Task to complete >> In the material below, find all lines with the string "heights" and copy them.

Material for this task >>
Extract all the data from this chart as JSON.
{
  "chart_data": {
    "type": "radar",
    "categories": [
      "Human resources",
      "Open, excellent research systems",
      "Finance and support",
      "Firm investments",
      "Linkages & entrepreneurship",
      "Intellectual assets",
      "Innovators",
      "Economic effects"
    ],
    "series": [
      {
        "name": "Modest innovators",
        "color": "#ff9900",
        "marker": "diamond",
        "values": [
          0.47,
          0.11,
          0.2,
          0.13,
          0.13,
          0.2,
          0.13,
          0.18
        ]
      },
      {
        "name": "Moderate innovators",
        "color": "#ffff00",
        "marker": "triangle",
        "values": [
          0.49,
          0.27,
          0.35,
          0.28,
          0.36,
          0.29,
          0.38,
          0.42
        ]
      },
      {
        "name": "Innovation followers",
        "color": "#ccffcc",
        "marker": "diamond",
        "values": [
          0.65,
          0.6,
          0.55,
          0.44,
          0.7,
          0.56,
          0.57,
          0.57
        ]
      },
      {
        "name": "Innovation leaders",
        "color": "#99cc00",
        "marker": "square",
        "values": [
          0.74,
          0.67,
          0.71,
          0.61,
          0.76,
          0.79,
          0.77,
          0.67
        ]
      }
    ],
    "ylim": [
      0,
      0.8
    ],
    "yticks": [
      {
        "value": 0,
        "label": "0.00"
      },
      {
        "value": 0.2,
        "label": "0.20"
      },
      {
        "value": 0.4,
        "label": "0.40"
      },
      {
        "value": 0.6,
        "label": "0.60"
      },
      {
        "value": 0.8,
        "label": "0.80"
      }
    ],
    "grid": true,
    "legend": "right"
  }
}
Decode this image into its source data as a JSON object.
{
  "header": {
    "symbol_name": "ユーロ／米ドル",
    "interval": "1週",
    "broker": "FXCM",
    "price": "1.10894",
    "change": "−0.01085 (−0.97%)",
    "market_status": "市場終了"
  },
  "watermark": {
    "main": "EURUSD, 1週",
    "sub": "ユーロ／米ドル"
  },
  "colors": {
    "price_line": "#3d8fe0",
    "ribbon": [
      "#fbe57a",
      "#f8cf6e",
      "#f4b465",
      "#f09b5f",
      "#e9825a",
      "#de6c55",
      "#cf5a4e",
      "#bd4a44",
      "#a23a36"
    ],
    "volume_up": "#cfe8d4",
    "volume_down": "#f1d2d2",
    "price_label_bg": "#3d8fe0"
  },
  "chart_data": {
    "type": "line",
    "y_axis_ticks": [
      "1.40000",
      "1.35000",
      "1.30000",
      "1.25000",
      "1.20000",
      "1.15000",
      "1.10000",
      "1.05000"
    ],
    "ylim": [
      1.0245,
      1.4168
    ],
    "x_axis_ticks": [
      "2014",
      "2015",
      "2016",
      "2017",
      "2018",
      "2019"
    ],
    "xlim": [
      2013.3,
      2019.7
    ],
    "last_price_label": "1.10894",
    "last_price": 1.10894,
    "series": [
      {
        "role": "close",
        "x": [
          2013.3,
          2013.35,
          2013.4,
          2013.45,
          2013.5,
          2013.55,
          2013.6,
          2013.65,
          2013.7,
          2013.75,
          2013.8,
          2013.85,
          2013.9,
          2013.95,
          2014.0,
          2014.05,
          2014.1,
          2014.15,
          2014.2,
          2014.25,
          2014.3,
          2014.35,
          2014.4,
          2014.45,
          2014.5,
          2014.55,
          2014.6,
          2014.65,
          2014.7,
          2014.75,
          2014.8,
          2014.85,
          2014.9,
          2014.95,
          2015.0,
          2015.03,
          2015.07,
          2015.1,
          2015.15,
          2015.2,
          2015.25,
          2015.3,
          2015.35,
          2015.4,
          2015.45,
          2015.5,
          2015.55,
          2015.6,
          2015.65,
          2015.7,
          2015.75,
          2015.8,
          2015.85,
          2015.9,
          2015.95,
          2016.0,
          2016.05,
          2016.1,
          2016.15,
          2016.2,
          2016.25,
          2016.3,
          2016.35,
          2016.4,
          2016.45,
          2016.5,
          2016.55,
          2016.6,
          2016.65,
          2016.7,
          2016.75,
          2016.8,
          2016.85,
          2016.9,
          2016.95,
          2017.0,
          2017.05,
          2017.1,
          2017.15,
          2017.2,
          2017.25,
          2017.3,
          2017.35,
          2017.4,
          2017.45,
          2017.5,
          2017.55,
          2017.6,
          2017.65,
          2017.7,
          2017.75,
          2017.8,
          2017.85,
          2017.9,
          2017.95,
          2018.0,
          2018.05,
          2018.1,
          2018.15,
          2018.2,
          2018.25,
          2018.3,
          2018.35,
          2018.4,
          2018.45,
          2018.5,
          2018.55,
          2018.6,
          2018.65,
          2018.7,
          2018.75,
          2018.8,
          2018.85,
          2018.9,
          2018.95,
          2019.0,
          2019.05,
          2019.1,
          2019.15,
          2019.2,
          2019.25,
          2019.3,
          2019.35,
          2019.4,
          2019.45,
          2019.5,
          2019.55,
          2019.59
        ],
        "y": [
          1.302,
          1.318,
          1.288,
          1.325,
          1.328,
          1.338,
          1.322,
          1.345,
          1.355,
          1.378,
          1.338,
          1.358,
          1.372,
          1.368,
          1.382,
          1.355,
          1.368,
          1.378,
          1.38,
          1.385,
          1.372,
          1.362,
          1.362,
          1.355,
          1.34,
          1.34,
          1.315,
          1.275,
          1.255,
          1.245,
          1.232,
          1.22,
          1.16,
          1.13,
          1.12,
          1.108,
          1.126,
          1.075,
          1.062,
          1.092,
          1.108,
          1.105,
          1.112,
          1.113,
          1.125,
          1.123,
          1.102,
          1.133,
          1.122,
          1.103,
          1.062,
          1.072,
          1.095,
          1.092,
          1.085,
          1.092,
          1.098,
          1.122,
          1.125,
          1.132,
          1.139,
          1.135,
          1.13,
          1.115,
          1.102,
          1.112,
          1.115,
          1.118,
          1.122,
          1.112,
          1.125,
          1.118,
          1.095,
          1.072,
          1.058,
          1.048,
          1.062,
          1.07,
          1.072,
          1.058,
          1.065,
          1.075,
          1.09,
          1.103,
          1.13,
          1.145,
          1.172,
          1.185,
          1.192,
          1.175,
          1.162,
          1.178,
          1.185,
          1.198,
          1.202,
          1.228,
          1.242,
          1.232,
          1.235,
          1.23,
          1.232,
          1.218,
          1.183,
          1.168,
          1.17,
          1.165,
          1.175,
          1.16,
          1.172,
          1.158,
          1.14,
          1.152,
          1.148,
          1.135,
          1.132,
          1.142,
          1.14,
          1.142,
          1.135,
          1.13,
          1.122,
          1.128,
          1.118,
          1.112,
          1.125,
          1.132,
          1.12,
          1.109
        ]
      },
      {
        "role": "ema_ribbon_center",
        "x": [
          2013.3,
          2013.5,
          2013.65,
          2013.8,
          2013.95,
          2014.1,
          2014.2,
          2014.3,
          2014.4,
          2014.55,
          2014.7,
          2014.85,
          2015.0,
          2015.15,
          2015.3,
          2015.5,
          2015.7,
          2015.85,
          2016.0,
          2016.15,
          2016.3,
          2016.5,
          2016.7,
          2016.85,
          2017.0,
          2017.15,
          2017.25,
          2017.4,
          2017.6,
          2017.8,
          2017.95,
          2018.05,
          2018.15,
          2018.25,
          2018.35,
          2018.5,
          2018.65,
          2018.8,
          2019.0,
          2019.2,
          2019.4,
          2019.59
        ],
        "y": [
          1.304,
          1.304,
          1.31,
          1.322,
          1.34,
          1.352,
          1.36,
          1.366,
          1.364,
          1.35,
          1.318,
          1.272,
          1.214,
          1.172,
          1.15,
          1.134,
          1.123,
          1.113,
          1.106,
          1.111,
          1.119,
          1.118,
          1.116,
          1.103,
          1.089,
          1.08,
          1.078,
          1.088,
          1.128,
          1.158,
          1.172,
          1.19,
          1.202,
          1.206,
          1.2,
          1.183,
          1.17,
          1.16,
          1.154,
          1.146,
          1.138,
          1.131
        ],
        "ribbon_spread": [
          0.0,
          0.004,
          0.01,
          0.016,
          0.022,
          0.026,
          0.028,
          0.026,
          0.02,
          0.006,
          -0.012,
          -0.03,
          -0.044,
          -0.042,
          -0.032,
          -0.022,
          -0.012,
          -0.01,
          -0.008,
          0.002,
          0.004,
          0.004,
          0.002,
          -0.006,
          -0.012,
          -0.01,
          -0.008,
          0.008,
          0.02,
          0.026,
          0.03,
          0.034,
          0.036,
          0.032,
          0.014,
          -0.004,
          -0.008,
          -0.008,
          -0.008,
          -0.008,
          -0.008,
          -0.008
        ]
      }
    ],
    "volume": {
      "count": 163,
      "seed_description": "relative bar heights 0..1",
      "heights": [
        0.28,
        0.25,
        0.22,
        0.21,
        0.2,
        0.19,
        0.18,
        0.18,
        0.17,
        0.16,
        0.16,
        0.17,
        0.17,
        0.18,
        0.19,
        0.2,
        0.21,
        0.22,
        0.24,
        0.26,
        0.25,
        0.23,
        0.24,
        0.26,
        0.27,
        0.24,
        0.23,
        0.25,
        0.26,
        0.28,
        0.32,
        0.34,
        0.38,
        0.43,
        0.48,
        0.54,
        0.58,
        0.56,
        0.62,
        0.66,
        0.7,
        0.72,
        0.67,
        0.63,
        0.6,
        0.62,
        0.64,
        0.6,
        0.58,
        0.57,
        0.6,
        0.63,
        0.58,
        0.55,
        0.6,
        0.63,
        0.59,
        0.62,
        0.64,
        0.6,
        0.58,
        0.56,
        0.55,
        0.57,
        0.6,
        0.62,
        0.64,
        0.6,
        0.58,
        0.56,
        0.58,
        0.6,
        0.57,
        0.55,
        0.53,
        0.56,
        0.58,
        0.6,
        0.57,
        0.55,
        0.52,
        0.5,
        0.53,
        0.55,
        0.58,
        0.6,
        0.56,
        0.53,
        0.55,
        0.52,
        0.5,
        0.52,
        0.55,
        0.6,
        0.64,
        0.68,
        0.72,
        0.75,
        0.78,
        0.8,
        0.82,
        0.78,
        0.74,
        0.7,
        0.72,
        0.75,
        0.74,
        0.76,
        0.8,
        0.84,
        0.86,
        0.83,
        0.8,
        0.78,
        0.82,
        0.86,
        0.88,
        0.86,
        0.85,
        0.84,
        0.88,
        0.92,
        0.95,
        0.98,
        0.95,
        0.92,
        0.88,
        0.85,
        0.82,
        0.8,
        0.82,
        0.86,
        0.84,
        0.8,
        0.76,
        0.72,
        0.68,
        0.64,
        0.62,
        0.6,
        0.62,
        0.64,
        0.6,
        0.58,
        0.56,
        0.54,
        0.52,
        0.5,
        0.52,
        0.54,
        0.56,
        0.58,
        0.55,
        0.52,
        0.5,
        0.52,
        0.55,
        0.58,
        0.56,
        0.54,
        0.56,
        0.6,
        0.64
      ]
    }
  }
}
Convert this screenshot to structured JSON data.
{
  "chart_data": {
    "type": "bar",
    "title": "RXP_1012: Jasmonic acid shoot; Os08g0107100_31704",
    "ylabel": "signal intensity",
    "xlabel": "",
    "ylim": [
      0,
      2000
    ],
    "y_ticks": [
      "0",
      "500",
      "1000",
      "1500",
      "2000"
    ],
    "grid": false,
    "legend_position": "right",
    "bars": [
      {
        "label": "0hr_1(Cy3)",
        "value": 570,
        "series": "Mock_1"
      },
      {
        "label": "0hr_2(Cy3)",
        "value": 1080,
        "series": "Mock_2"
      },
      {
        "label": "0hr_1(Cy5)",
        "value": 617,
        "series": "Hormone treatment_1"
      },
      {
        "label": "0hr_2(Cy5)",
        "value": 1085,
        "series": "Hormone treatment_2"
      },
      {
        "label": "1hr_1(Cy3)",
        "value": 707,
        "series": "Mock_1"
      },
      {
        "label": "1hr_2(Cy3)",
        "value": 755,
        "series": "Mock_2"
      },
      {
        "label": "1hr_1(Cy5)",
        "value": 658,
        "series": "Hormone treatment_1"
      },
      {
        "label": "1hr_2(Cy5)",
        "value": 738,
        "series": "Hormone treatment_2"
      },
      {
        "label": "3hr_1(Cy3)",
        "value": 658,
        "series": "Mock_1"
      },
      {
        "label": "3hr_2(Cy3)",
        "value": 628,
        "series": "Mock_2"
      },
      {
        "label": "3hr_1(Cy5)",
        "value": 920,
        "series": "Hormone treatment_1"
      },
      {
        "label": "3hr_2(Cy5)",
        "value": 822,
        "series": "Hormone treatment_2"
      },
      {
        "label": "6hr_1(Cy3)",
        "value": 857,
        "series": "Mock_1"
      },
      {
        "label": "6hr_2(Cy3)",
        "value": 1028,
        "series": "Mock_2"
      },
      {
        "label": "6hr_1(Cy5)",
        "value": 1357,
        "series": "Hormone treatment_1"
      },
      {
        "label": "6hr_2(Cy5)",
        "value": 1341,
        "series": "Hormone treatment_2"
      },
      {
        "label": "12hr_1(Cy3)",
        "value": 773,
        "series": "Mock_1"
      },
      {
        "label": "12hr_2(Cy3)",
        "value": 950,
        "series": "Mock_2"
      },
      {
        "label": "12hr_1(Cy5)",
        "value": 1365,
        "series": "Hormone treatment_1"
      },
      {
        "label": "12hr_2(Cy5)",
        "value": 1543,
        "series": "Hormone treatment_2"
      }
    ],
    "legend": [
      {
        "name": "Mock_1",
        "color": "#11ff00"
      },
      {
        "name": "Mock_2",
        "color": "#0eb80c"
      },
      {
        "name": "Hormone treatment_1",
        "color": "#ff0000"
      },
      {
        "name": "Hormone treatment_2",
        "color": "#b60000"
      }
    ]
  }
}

Output for this exercise >>
      "seed_description": "relative bar heights 0..1",
      "heights": [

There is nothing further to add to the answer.